** START **

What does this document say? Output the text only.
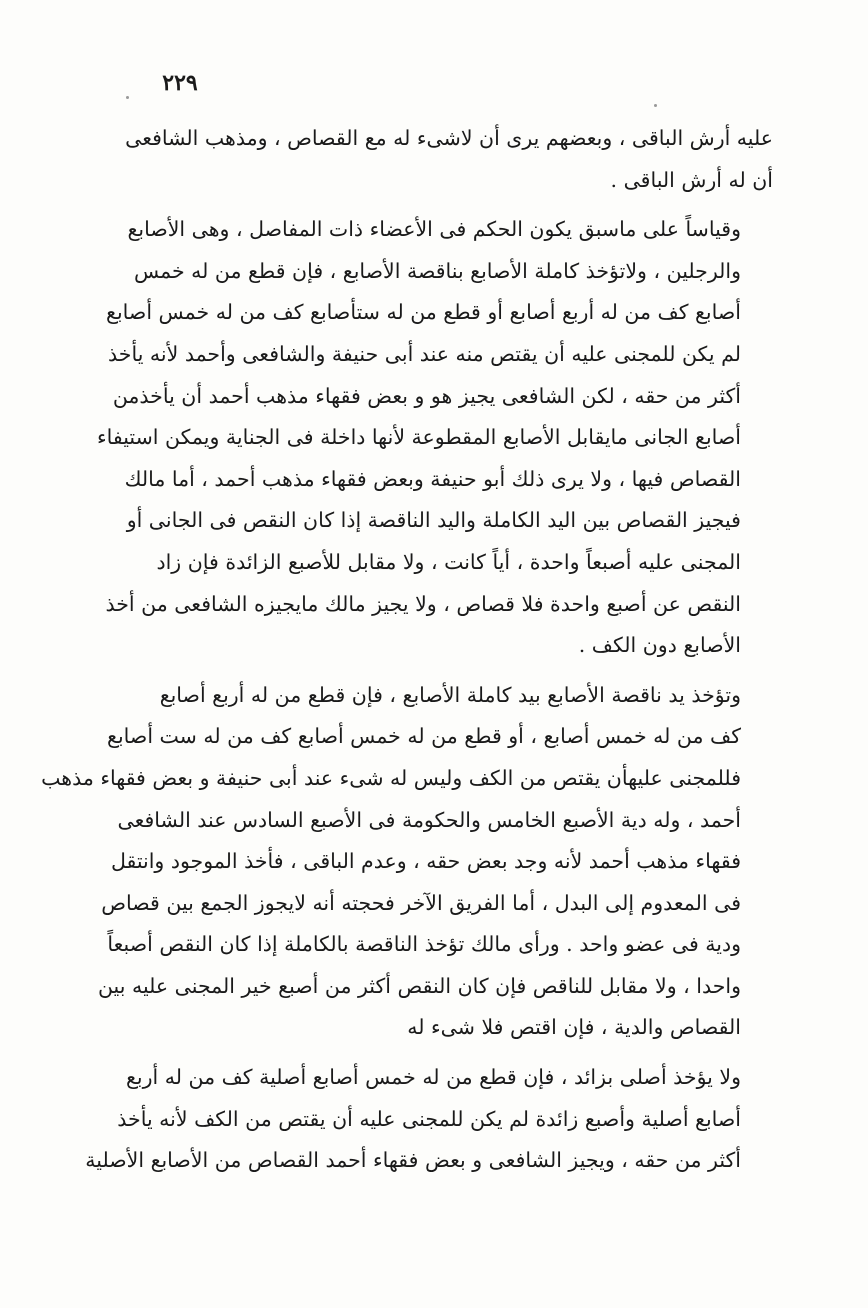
٢٢٩

عليه أرش الباقى ، وبعضهم يرى أن لاشىء له مع القصاص ، ومذهب الشافعى
أن له أرش الباقى .

وقياساً على ماسبق يكون الحكم فى الأعضاء ذات المفاصل ، وهى الأصابع
والرجلين ، ولاتؤخذ كاملة الأصابع بناقصة الأصابع ، فإن قطع من له خمس
أصابع كف من له أربع أصابع أو قطع من له ستأصابع كف من له خمس أصابع
لم يكن للمجنى عليه أن يقتص منه عند أبى حنيفة والشافعى وأحمد لأنه يأخذ
أكثر من حقه ، لكن الشافعى يجيز هو و بعض فقهاء مذهب أحمد أن يأخذمن
أصابع الجانى مايقابل الأصابع المقطوعة لأنها داخلة فى الجناية ويمكن استيفاء
القصاص فيها ، ولا يرى ذلك أبو حنيفة وبعض فقهاء مذهب أحمد ، أما مالك
فيجيز القصاص بين اليد الكاملة واليد الناقصة إذا كان النقص فى الجانى أو
المجنى عليه أصبعاً واحدة ، أياً كانت ، ولا مقابل للأصبع الزائدة فإن زاد
النقص عن أصبع واحدة فلا قصاص ، ولا يجيز مالك مايجيزه الشافعى من أخذ
الأصابع دون الكف .

وتؤخذ يد ناقصة الأصابع بيد كاملة الأصابع ، فإن قطع من له أربع أصابع
كف من له خمس أصابع ، أو قطع من له خمس أصابع كف من له ست أصابع
فللمجنى عليهأن يقتص من الكف وليس له شىء عند أبى حنيفة و بعض فقهاء مذهب
أحمد ، وله دية الأصبع الخامس والحكومة فى الأصبع السادس عند الشافعى
فقهاء مذهب أحمد لأنه وجد بعض حقه ، وعدم الباقى ، فأخذ الموجود وانتقل
فى المعدوم إلى البدل ، أما الفريق الآخر فحجته أنه لايجوز الجمع بين قصاص
ودية فى عضو واحد . ورأى مالك تؤخذ الناقصة بالكاملة إذا كان النقص أصبعاً
واحدا ، ولا مقابل للناقص فإن كان النقص أكثر من أصبع خير المجنى عليه بين
القصاص والدية ، فإن اقتص فلا شىء له

ولا يؤخذ أصلى بزائد ، فإن قطع من له خمس أصابع أصلية كف من له أربع
أصابع أصلية وأصبع زائدة لم يكن للمجنى عليه أن يقتص من الكف لأنه يأخذ
أكثر من حقه ، ويجيز الشافعى و بعض فقهاء أحمد القصاص من الأصابع الأصلية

** END **

• Task directions
Report the number of lines in the entries above that include the string "واحدة". Give nothing but the number.

• Completed exercise
2